Return a copy of every line in the records that includes the word "Servidor".

■ Supplied material ■
*-*-*

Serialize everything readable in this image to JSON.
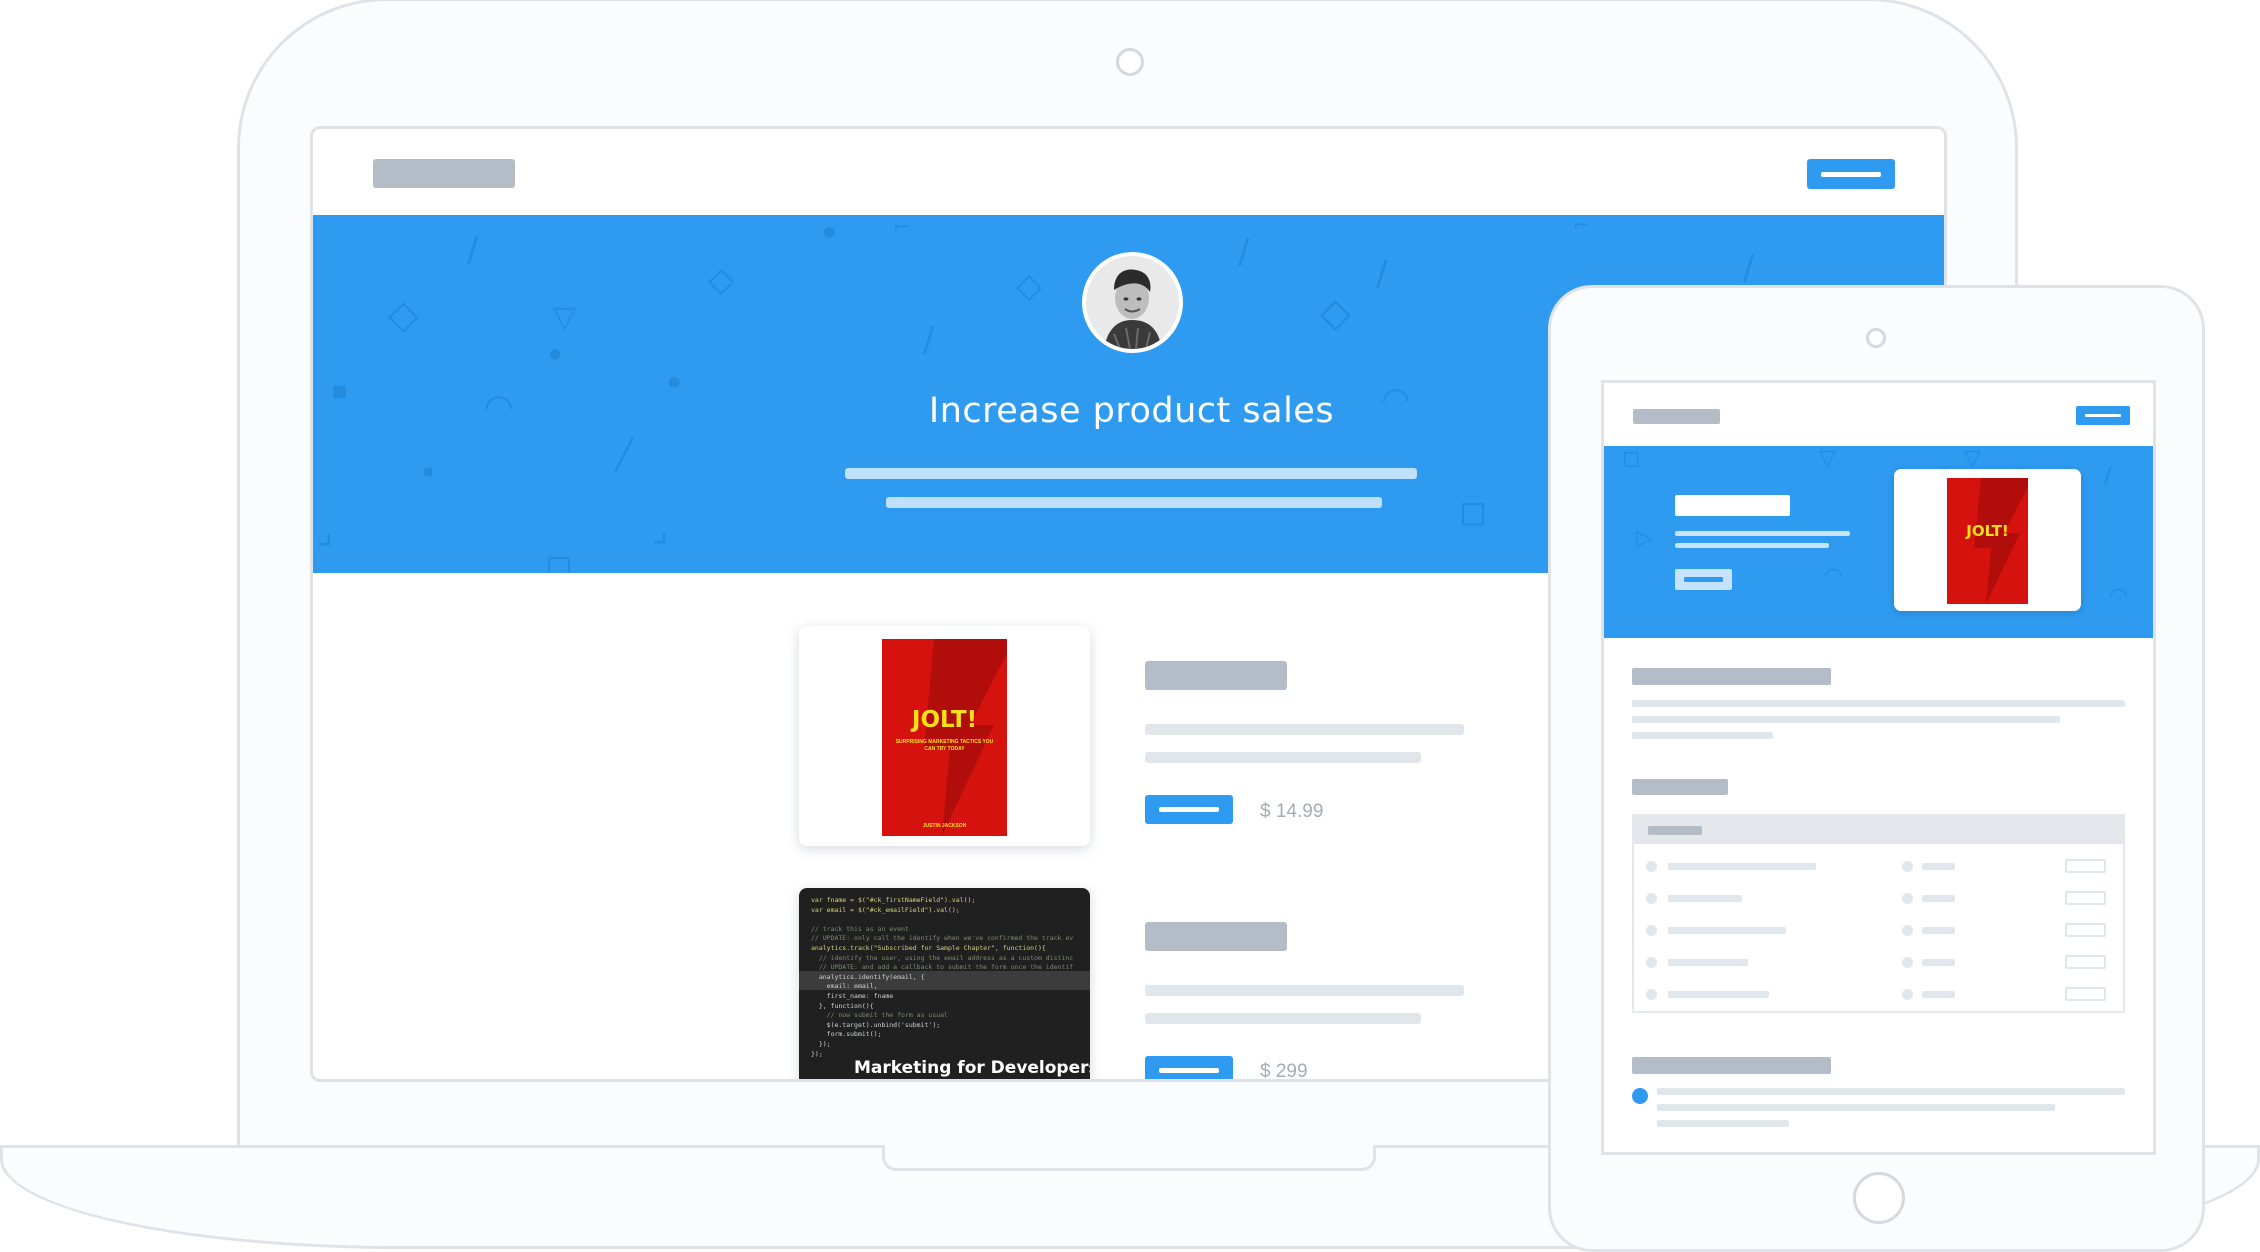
{
  "hero": {
    "title": "Increase product sales"
  },
  "products": [
    {
      "book_title": "JOLT!",
      "book_subtitle": "SURPRISING MARKETING TACTICS YOU CAN TRY TODAY",
      "book_author": "JUSTIN JACKSON",
      "price": "$ 14.99"
    },
    {
      "book_title": "Marketing for Developers",
      "price": "$ 299",
      "code_lines": [
        "var fname = $(\"#ck_firstNameField\").val();",
        "var email = $(\"#ck_emailField\").val();",
        "",
        "// track this as an event",
        "// UPDATE: only call the identify when we've confirmed the track ev",
        "analytics.track(\"Subscribed for Sample Chapter\", function(){",
        "  // identify the user, using the email address as a custom distinc",
        "  // UPDATE: and add a callback to submit the form once the identif",
        "  analytics.identify(email, {",
        "    email: email,",
        "    first_name: fname",
        "  }, function(){",
        "    // now submit the form as usual",
        "    $(e.target).unbind('submit');",
        "    form.submit();",
        "  });",
        "});"
      ]
    }
  ],
  "tablet": {
    "book_title": "JOLT!"
  },
  "colors": {
    "accent": "#2e9af0",
    "placeholder": "#b3bcc7",
    "line": "#e1e6eb",
    "book_red": "#d6120f",
    "book_yellow": "#f7e01a"
  }
}
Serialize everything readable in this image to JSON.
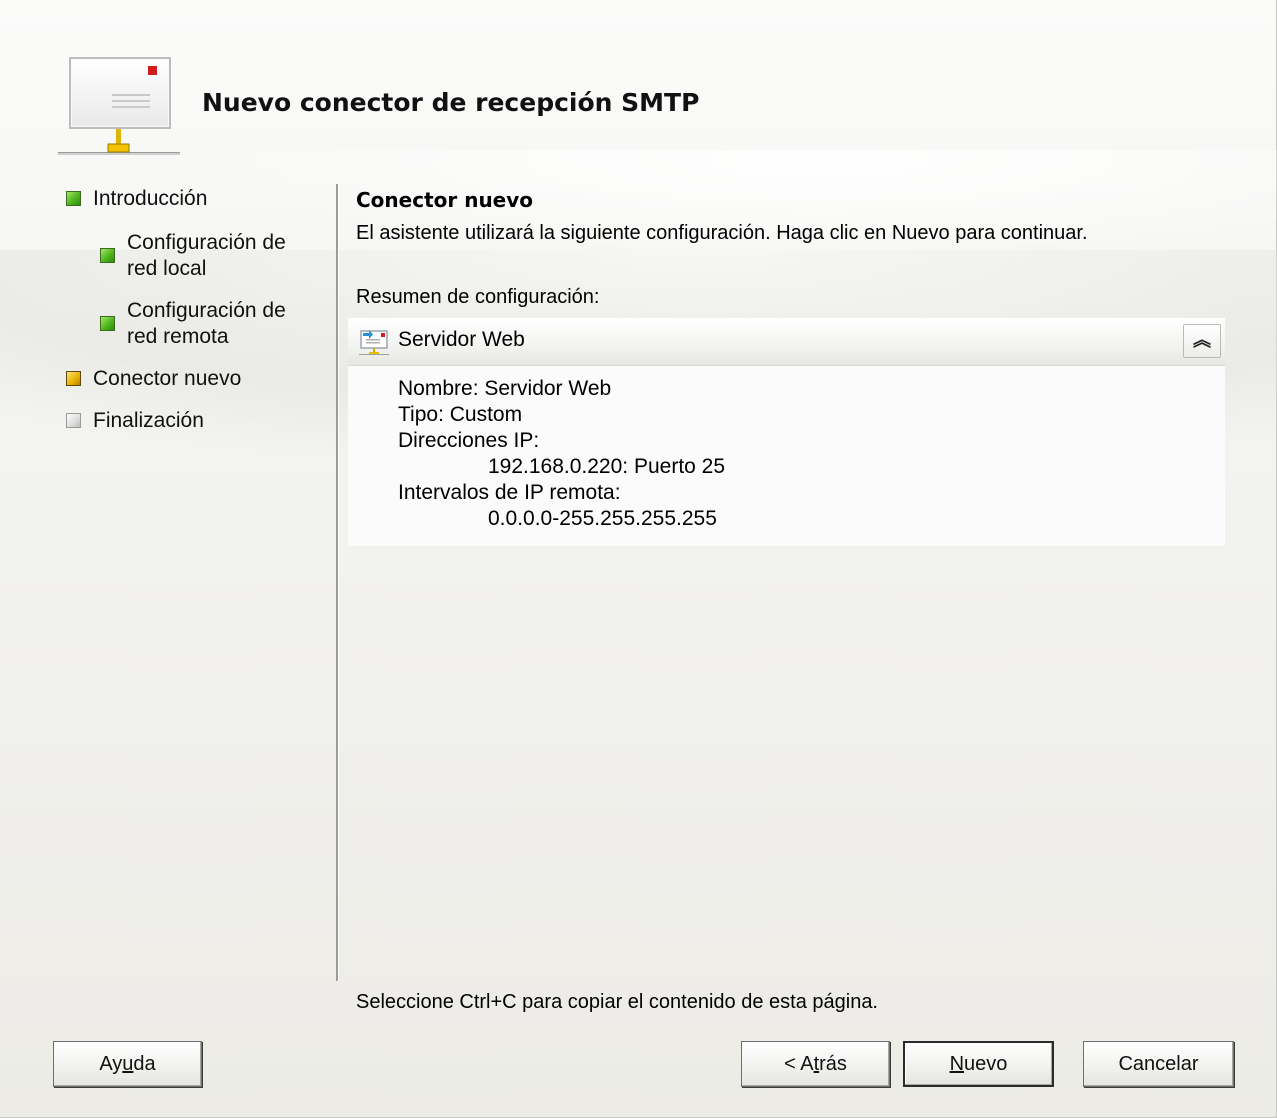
{
  "wizard": {
    "title": "Nuevo conector de recepción SMTP"
  },
  "nav": {
    "items": [
      {
        "label": "Introducción",
        "status": "completed"
      },
      {
        "label_line1": "Configuración de",
        "label_line2": "red local",
        "status": "completed"
      },
      {
        "label_line1": "Configuración de",
        "label_line2": "red remota",
        "status": "completed"
      },
      {
        "label": "Conector nuevo",
        "status": "current"
      },
      {
        "label": "Finalización",
        "status": "pending"
      }
    ]
  },
  "main": {
    "section_title": "Conector nuevo",
    "description": "El asistente utilizará la siguiente configuración. Haga clic en Nuevo para continuar.",
    "summary_label": "Resumen de configuración:",
    "panel": {
      "title": "Servidor Web",
      "collapse_glyph": "︽",
      "lines": {
        "nombre": "Nombre: Servidor Web",
        "tipo": "Tipo: Custom",
        "direcciones_label": "Direcciones IP:",
        "direccion_1": "192.168.0.220: Puerto 25",
        "intervalos_label": "Intervalos de IP remota:",
        "intervalo_1": "0.0.0.0-255.255.255.255"
      }
    },
    "footer_note": "Seleccione Ctrl+C para copiar el contenido de esta página."
  },
  "buttons": {
    "help_pre": "Ay",
    "help_key": "u",
    "help_post": "da",
    "back_pre": "< A",
    "back_key": "t",
    "back_post": "rás",
    "next_pre": "",
    "next_key": "N",
    "next_post": "uevo",
    "cancel": "Cancelar"
  },
  "colors": {
    "completed": "#4fb61d",
    "current": "#e8b000",
    "pending": "#dcdcdc"
  }
}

*-*-*

■ Response to this exercise ■
      "title": "Servidor Web",
        "nombre": "Nombre: Servidor Web",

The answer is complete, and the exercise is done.